-- START --

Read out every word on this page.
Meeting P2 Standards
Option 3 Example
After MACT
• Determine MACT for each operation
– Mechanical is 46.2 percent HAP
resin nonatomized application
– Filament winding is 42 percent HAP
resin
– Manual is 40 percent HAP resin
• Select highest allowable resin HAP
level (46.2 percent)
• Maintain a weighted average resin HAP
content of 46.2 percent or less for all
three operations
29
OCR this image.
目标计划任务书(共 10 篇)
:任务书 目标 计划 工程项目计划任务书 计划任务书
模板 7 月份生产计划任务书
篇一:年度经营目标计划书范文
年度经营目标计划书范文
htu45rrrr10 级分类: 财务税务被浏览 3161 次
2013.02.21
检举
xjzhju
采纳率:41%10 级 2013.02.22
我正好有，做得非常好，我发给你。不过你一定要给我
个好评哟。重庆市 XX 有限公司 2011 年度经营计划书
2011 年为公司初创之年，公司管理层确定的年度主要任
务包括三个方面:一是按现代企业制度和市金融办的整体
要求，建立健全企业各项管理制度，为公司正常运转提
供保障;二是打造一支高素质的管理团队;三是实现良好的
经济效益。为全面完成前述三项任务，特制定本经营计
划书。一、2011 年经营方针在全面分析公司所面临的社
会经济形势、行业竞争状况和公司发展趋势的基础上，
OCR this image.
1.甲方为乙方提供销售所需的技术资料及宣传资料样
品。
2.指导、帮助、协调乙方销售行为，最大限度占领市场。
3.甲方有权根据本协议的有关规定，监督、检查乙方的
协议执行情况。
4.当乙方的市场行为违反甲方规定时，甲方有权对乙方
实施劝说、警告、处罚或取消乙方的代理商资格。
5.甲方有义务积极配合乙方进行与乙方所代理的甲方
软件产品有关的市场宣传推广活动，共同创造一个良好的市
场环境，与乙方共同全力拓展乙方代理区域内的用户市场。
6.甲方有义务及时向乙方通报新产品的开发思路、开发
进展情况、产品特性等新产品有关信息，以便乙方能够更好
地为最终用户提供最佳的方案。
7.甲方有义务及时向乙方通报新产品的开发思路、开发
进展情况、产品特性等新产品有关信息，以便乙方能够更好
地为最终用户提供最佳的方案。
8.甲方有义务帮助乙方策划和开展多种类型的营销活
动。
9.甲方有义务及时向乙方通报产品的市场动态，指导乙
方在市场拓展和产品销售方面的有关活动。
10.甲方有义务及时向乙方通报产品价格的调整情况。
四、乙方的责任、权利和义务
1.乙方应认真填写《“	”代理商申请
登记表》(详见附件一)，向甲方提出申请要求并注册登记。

-- END --

• **Exercise goal**:
Tally the lines above that contain the word "percent", and reply with only the number.

• **Reply to the task**:
5